-- Begin MATERIAL SUPPLIED --
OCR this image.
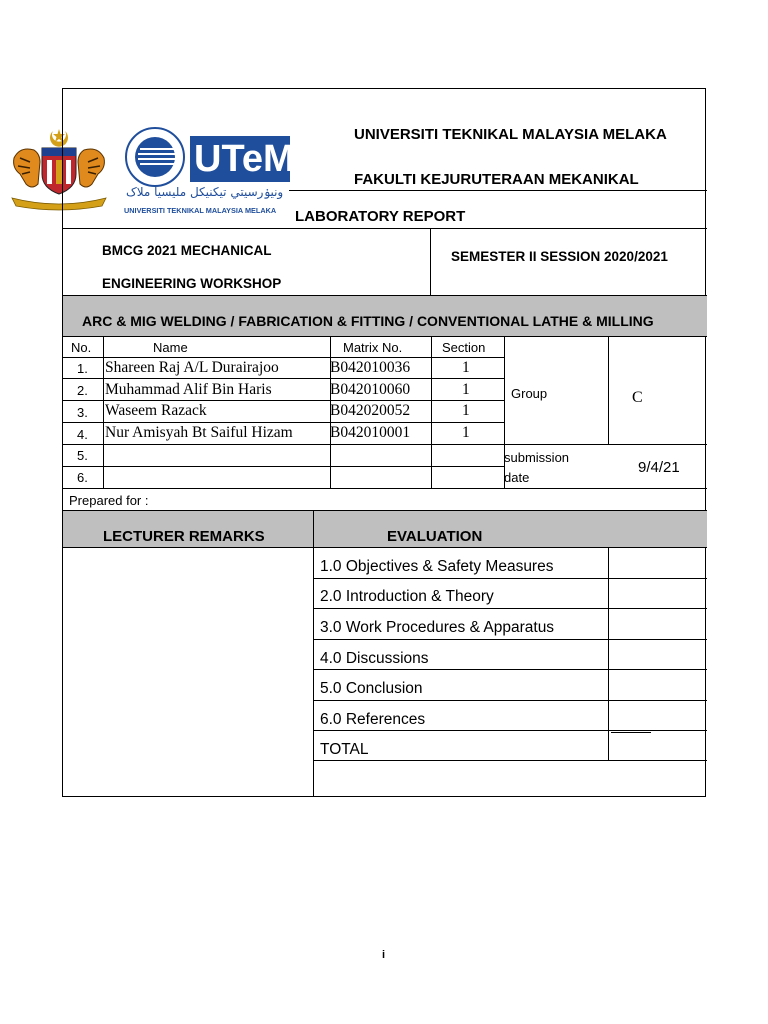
UTeM
ونيۏرسيتي تيکنيکل مليسيا ملاک
UNIVERSITI TEKNIKAL MALAYSIA MELAKA
UNIVERSITI TEKNIKAL MALAYSIA MELAKA
FAKULTI KEJURUTERAAN MEKANIKAL
LABORATORY REPORT
BMCG 2021 MECHANICAL
ENGINEERING WORKSHOP
SEMESTER II SESSION 2020/2021
ARC & MIG WELDING / FABRICATION & FITTING / CONVENTIONAL LATHE & MILLING
No.	Name	Matrix No.	Section
1. Shareen Raj A/L Durairajoo	B042010036	1
2. Muhammad Alif Bin Haris	B042010060	1
3. Waseem Razack	B042020052	1
4. Nur Amisyah Bt Saiful Hizam B042010001	1
5.
6.
Group	C
submission
date
9/4/21
Prepared for :
LECTURER REMARKS	EVALUATION
1.0 Objectives & Safety Measures
2.0 Introduction & Theory
3.0 Work Procedures & Apparatus
4.0 Discussions
5.0 Conclusion
6.0 References
TOTAL
i
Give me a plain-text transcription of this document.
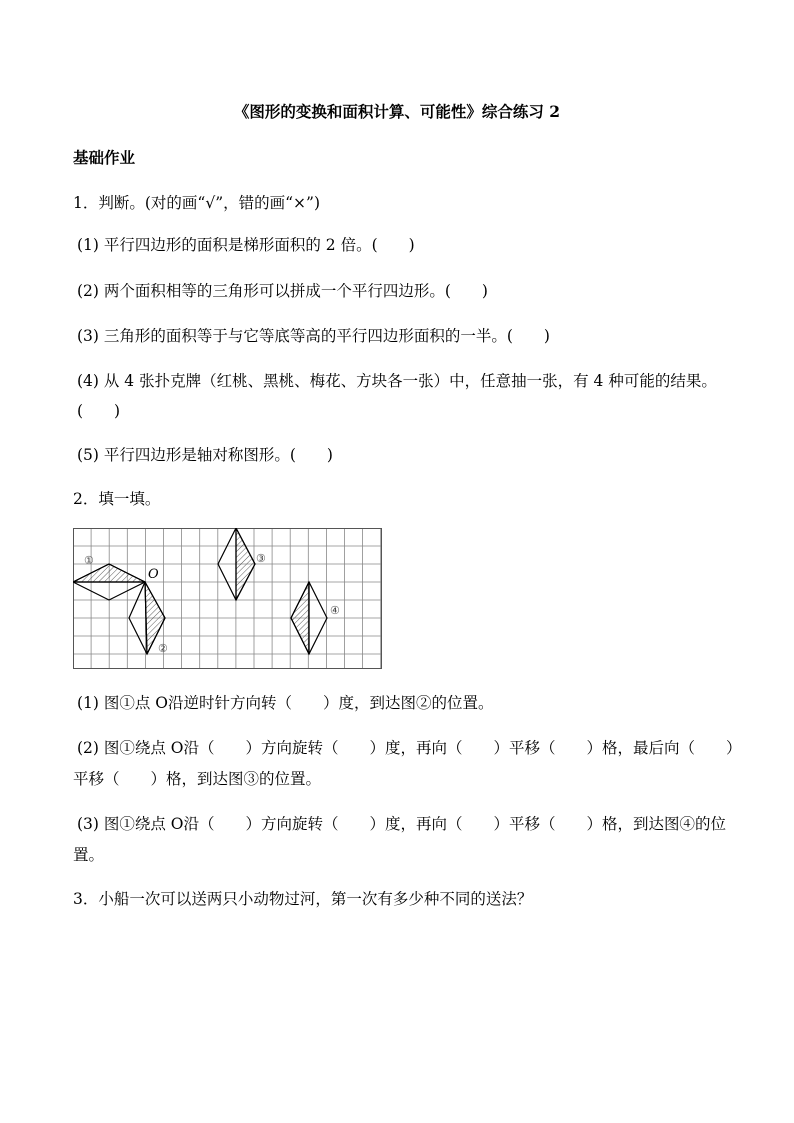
《图形的变换和面积计算、可能性》综合练习 2
基础作业
1．判断。(对的画“√”，错的画“×”)
(1) 平行四边形的面积是梯形面积的 2 倍。(　　)
(2) 两个面积相等的三角形可以拼成一个平行四边形。(　　)
(3) 三角形的面积等于与它等底等高的平行四边形面积的一半。(　　)
(4) 从 4 张扑克牌（红桃、黑桃、梅花、方块各一张）中，任意抽一张，有 4 种可能的结果。
(　　)
(5) 平行四边形是轴对称图形。(　　)
2．填一填。
①
②
③
④
O
(1) 图①点 O沿逆时针方向转（　　）度，到达图②的位置。
(2) 图①绕点 O沿（　　）方向旋转（　　）度，再向（　　）平移（　　）格，最后向（　　）
平移（　　）格，到达图③的位置。
(3) 图①绕点 O沿（　　）方向旋转（　　）度，再向（　　）平移（　　）格，到达图④的位
置。
3．小船一次可以送两只小动物过河，第一次有多少种不同的送法？
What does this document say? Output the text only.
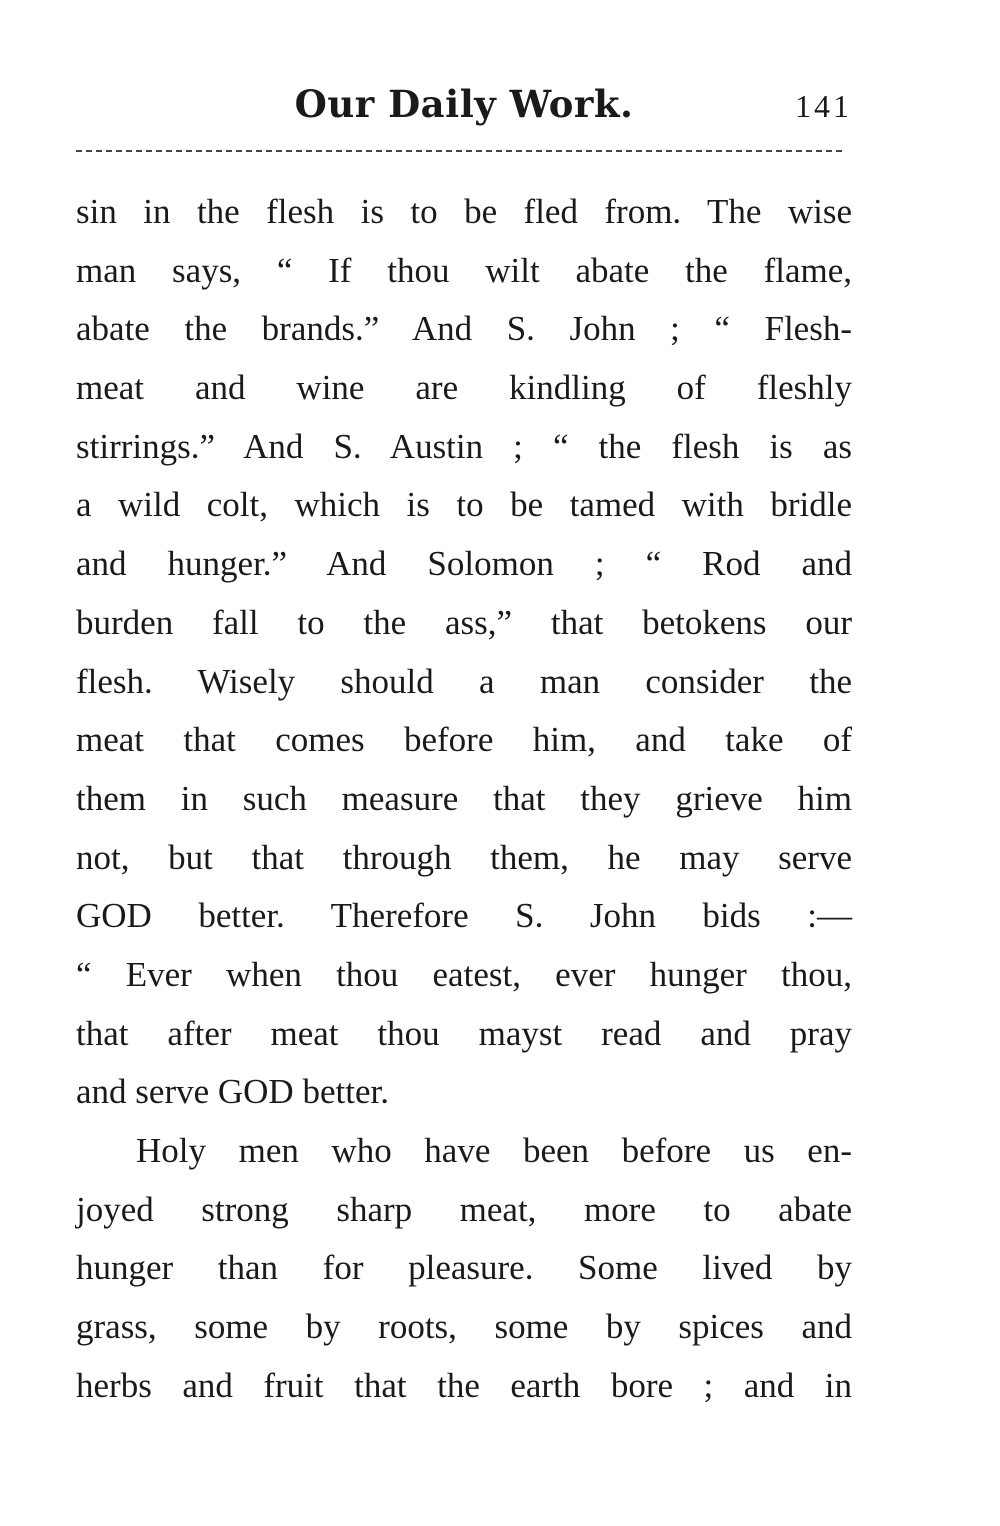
Our Daily Work.	141
sin in the flesh is to be fled from. The wise
man says, “ If thou wilt abate the flame,
abate the brands.” And S. John ; “ Flesh-
meat and wine are kindling of fleshly
stirrings.” And S. Austin ; “ the flesh is as
a wild colt, which is to be tamed with bridle
and hunger.” And Solomon ; “ Rod and
burden fall to the ass,” that betokens our
flesh. Wisely should a man consider the
meat that comes before him, and take of
them in such measure that they grieve him
not, but that through them, he may serve
GOD better. Therefore S. John bids :—
“ Ever when thou eatest, ever hunger thou,
that after meat thou mayst read and pray
and serve GOD better.
Holy men who have been before us en-
joyed strong sharp meat, more to abate
hunger than for pleasure. Some lived by
grass, some by roots, some by spices and
herbs and fruit that the earth bore ; and in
-- End MATERIAL SUPPLIED --
**PROBLEM STATEMENT**
Take the entries shown above and quote them verbatim, passing over the pictures.

**CORRECT ANSWER**
OCR this image.
UTeM
ونيۏرسيتي تيکنيکل مليسيا ملاک
UNIVERSITI TEKNIKAL MALAYSIA MELAKA
UNIVERSITI TEKNIKAL MALAYSIA MELAKA
FAKULTI KEJURUTERAAN MEKANIKAL
LABORATORY REPORT
BMCG 2021 MECHANICAL
ENGINEERING WORKSHOP
SEMESTER II SESSION 2020/2021
ARC & MIG WELDING / FABRICATION & FITTING / CONVENTIONAL LATHE & MILLING
No.	Name	Matrix No.	Section
1. Shareen Raj A/L Durairajoo	B042010036	1
2. Muhammad Alif Bin Haris	B042010060	1
3. Waseem Razack	B042020052	1
4. Nur Amisyah Bt Saiful Hizam B042010001	1
5.
6.
Group	C
submission
date
9/4/21
Prepared for :
LECTURER REMARKS	EVALUATION
1.0 Objectives & Safety Measures
2.0 Introduction & Theory
3.0 Work Procedures & Apparatus
4.0 Discussions
5.0 Conclusion
6.0 References
TOTAL
i
Give me a plain-text transcription of this document.
《图形的变换和面积计算、可能性》综合练习 2
基础作业
1．判断。(对的画“√”，错的画“×”)
(1) 平行四边形的面积是梯形面积的 2 倍。(　　)
(2) 两个面积相等的三角形可以拼成一个平行四边形。(　　)
(3) 三角形的面积等于与它等底等高的平行四边形面积的一半。(　　)
(4) 从 4 张扑克牌（红桃、黑桃、梅花、方块各一张）中，任意抽一张，有 4 种可能的结果。
(　　)
(5) 平行四边形是轴对称图形。(　　)
2．填一填。
①
②
③
④
O
(1) 图①点 O沿逆时针方向转（　　）度，到达图②的位置。
(2) 图①绕点 O沿（　　）方向旋转（　　）度，再向（　　）平移（　　）格，最后向（　　）
平移（　　）格，到达图③的位置。
(3) 图①绕点 O沿（　　）方向旋转（　　）度，再向（　　）平移（　　）格，到达图④的位
置。
3．小船一次可以送两只小动物过河，第一次有多少种不同的送法？
What does this document say? Output the text only.
Our Daily Work.	141
sin in the flesh is to be fled from. The wise
man says, “ If thou wilt abate the flame,
abate the brands.” And S. John ; “ Flesh-
meat and wine are kindling of fleshly
stirrings.” And S. Austin ; “ the flesh is as
a wild colt, which is to be tamed with bridle
and hunger.” And Solomon ; “ Rod and
burden fall to the ass,” that betokens our
flesh. Wisely should a man consider the
meat that comes before him, and take of
them in such measure that they grieve him
not, but that through them, he may serve
GOD better. Therefore S. John bids :—
“ Ever when thou eatest, ever hunger thou,
that after meat thou mayst read and pray
and serve GOD better.
Holy men who have been before us en-
joyed strong sharp meat, more to abate
hunger than for pleasure. Some lived by
grass, some by roots, some by spices and
herbs and fruit that the earth bore ; and in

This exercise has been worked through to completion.